**WRITTEN INSTRUCTION:** Reproduce all lines of the listing below in which the word "title" occurs.

**DATA SUPPLIED:**

==============================

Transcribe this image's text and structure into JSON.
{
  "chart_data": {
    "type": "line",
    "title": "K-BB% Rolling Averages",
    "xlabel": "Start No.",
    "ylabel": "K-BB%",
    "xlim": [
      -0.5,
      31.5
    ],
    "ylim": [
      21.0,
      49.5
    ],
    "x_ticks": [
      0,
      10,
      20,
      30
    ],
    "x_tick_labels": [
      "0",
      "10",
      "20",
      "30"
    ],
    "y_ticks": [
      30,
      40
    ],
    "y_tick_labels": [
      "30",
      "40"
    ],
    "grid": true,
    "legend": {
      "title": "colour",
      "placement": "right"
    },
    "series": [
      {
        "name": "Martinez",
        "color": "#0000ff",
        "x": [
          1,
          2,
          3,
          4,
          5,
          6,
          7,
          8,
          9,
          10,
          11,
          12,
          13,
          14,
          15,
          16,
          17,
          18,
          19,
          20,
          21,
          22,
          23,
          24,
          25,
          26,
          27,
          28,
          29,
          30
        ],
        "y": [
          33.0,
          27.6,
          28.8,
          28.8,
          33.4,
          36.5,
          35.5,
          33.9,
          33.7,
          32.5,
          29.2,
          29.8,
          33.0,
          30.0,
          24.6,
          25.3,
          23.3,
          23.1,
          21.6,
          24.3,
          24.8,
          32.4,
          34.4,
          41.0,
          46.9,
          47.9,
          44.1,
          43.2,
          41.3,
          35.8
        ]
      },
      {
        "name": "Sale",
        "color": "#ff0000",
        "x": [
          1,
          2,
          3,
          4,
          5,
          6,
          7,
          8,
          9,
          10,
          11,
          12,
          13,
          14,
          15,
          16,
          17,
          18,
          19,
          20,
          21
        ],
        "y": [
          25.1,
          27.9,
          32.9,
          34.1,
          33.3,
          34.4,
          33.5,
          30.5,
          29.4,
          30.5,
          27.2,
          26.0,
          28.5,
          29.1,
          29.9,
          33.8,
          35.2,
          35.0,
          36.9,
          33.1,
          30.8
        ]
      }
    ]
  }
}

==============================

**SOLUTION FOR THIS TASK:**
    "title": "K-BB% Rolling Averages",
      "title": "colour",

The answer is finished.